═════ INFORMATION PROVIDED

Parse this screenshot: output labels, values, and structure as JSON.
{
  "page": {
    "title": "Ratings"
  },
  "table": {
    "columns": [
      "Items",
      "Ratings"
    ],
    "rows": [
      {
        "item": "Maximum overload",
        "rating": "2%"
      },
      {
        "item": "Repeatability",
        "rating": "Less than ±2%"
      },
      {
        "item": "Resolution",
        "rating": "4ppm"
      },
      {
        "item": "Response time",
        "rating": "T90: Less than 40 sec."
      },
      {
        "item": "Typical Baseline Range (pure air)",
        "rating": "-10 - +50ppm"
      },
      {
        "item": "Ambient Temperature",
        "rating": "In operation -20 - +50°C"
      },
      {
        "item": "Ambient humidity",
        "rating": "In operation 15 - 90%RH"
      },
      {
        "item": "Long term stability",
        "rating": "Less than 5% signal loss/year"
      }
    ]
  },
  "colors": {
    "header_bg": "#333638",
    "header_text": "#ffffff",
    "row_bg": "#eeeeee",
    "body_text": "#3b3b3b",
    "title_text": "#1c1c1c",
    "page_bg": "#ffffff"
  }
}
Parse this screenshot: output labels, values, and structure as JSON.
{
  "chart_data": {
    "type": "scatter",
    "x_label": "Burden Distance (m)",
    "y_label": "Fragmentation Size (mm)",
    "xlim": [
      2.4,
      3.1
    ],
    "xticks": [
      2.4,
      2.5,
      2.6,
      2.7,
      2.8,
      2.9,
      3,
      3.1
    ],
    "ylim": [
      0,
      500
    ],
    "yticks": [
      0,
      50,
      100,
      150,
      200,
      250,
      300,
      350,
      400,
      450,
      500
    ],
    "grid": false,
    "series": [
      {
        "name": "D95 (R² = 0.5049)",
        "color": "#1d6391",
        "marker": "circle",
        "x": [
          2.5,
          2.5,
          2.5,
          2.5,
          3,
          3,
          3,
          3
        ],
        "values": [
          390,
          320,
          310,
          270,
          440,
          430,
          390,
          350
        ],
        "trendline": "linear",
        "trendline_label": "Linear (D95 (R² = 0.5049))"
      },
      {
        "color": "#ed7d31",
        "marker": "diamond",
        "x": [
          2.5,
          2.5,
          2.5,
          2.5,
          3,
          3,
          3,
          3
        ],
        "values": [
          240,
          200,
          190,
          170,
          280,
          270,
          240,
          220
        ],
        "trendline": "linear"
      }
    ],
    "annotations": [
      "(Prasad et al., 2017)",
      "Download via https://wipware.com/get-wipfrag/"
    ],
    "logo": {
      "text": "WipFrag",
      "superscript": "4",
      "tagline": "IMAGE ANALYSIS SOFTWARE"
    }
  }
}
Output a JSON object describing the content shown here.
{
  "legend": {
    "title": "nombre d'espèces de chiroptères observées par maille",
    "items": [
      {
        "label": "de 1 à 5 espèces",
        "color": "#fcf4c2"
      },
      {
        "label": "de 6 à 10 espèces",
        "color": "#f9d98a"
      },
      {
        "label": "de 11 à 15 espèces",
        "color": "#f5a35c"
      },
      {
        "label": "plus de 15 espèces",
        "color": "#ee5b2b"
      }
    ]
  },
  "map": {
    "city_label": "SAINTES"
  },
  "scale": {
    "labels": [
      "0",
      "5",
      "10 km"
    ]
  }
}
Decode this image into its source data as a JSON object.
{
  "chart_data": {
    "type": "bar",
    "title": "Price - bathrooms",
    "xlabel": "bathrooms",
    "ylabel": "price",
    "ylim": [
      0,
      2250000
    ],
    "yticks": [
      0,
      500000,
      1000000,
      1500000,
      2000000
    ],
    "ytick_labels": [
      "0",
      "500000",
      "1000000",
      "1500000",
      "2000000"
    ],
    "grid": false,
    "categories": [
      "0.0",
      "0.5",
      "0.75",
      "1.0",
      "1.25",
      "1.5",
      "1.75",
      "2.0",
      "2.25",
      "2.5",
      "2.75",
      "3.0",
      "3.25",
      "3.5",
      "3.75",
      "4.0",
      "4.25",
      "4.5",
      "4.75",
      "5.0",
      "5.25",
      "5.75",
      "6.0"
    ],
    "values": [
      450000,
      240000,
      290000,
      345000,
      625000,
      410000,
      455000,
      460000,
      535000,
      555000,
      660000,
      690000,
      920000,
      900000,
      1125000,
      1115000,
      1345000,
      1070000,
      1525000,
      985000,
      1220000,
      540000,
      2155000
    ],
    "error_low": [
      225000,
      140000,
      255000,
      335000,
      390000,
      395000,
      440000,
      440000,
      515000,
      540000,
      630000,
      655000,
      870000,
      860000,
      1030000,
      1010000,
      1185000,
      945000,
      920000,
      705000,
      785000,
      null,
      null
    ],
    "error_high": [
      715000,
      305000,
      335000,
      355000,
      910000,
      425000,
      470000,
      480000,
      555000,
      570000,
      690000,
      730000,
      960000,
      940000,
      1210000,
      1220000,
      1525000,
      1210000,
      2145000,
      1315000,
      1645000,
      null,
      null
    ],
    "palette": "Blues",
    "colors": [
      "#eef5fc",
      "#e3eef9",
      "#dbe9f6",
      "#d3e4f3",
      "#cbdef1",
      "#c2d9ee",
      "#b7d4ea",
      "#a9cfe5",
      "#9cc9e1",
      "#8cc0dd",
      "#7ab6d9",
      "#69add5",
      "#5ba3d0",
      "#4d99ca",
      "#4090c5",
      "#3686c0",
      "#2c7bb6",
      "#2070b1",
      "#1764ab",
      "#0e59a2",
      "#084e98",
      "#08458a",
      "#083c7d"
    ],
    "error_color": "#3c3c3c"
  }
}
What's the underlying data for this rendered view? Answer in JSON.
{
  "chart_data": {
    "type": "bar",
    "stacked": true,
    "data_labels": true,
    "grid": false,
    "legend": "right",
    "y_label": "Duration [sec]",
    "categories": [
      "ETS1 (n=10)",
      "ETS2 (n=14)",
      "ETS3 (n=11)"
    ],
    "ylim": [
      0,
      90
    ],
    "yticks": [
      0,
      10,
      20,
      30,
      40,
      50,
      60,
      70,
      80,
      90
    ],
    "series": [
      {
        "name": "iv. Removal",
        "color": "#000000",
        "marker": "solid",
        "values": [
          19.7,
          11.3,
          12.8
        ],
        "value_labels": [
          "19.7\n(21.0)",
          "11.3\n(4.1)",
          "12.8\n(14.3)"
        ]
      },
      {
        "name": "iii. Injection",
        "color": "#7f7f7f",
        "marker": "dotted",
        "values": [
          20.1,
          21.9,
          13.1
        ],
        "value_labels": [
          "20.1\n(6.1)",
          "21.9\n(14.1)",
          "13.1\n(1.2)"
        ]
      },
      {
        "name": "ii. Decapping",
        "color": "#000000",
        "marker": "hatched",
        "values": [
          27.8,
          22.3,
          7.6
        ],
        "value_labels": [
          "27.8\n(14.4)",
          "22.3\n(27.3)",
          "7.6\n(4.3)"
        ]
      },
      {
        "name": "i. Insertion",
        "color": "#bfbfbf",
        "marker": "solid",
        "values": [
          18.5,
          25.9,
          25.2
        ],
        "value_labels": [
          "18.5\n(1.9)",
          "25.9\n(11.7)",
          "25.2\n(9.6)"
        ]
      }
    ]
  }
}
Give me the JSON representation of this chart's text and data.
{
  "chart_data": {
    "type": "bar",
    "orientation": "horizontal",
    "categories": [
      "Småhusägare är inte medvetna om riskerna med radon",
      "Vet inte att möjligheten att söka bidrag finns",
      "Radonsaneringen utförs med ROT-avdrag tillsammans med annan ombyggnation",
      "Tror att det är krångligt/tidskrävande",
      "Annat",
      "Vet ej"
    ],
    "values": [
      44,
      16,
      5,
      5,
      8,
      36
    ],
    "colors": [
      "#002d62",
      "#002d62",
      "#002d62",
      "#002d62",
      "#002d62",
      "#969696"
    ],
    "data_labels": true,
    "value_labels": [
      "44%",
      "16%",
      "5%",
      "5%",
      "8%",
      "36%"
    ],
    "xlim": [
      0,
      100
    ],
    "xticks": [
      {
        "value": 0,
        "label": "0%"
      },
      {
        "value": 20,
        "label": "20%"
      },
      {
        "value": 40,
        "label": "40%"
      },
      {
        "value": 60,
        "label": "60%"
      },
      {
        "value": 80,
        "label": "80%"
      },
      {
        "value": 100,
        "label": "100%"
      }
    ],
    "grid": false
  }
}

══════════

:: THE REQUEST ::
Filter the entries down to the lines containing "espèces". Copy each of those lines.

:: FINAL RESULT ::
    "title": "nombre d'espèces de chiroptères observées par maille",
        "label": "de 1 à 5 espèces",
        "label": "de 6 à 10 espèces",
        "label": "de 11 à 15 espèces",
        "label": "plus de 15 espèces",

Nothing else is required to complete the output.